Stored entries
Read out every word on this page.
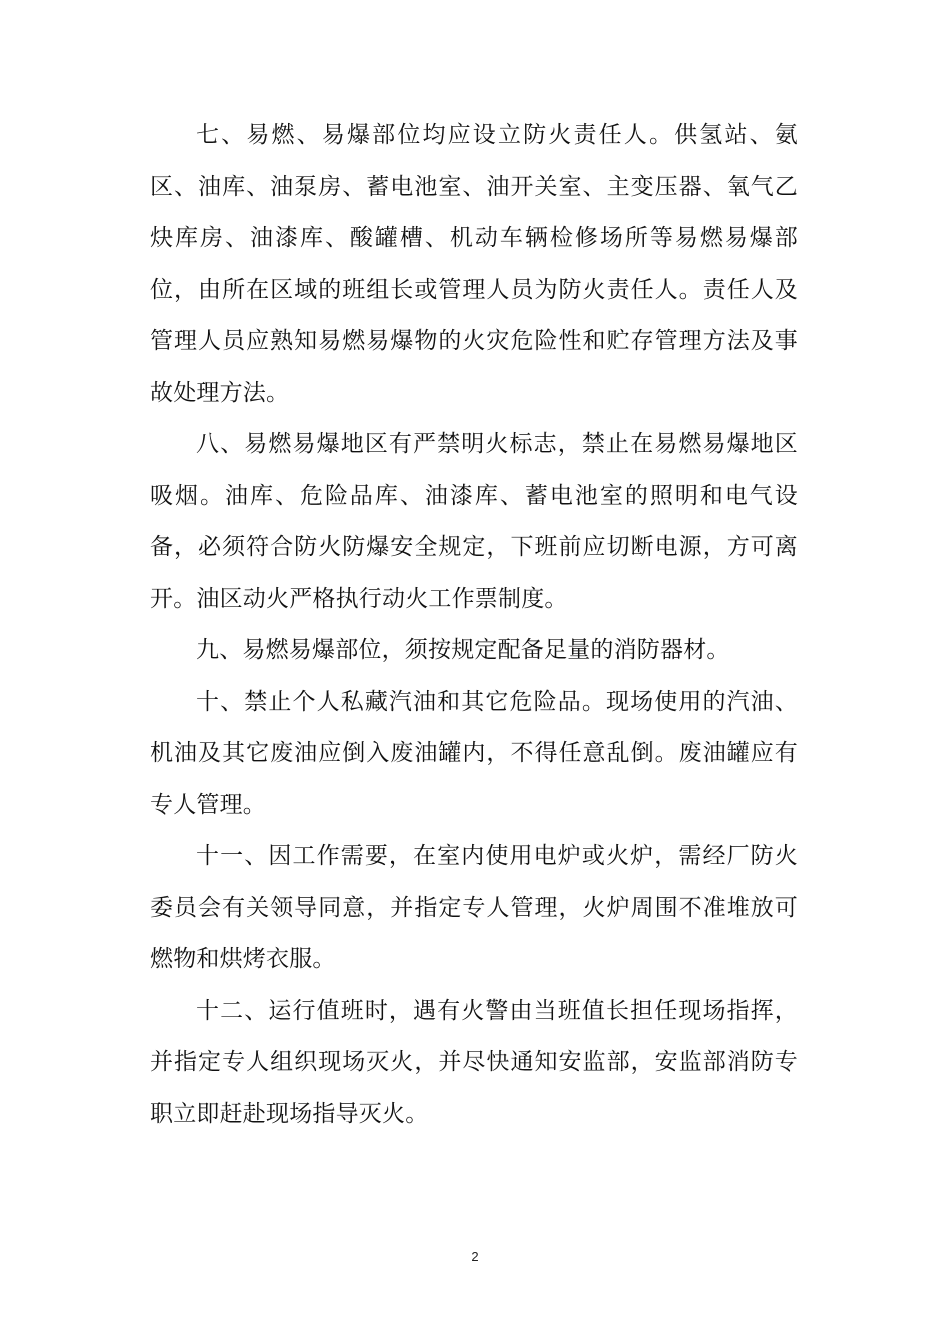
七、易燃、易爆部位均应设立防火责任人。供氢站、氨区、油库、油泵房、蓄电池室、油开关室、主变压器、氧气乙炔库房、油漆库、酸罐槽、机动车辆检修场所等易燃易爆部位，由所在区域的班组长或管理人员为防火责任人。责任人及管理人员应熟知易燃易爆物的火灾危险性和贮存管理方法及事故处理方法。

八、易燃易爆地区有严禁明火标志，禁止在易燃易爆地区吸烟。油库、危险品库、油漆库、蓄电池室的照明和电气设备，必须符合防火防爆安全规定，下班前应切断电源，方可离开。油区动火严格执行动火工作票制度。

九、易燃易爆部位，须按规定配备足量的消防器材。

十、禁止个人私藏汽油和其它危险品。现场使用的汽油、机油及其它废油应倒入废油罐内，不得任意乱倒。废油罐应有专人管理。

十一、因工作需要，在室内使用电炉或火炉，需经厂防火委员会有关领导同意，并指定专人管理，火炉周围不准堆放可燃物和烘烤衣服。

十二、运行值班时，遇有火警由当班值长担任现场指挥，并指定专人组织现场灭火，并尽快通知安监部，安监部消防专职立即赶赴现场指导灭火。

2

> _What you should do_
Give an exact reproduction of every line, leaving out any picture.

> _Full response_
Read out every word on this page.
七、易燃、易爆部位均应设立防火责任人。供氢站、氨区、油库、油泵房、蓄电池室、油开关室、主变压器、氧气乙炔库房、油漆库、酸罐槽、机动车辆检修场所等易燃易爆部位，由所在区域的班组长或管理人员为防火责任人。责任人及管理人员应熟知易燃易爆物的火灾危险性和贮存管理方法及事故处理方法。

八、易燃易爆地区有严禁明火标志，禁止在易燃易爆地区吸烟。油库、危险品库、油漆库、蓄电池室的照明和电气设备，必须符合防火防爆安全规定，下班前应切断电源，方可离开。油区动火严格执行动火工作票制度。

九、易燃易爆部位，须按规定配备足量的消防器材。

十、禁止个人私藏汽油和其它危险品。现场使用的汽油、机油及其它废油应倒入废油罐内，不得任意乱倒。废油罐应有专人管理。

十一、因工作需要，在室内使用电炉或火炉，需经厂防火委员会有关领导同意，并指定专人管理，火炉周围不准堆放可燃物和烘烤衣服。

十二、运行值班时，遇有火警由当班值长担任现场指挥，并指定专人组织现场灭火，并尽快通知安监部，安监部消防专职立即赶赴现场指导灭火。

2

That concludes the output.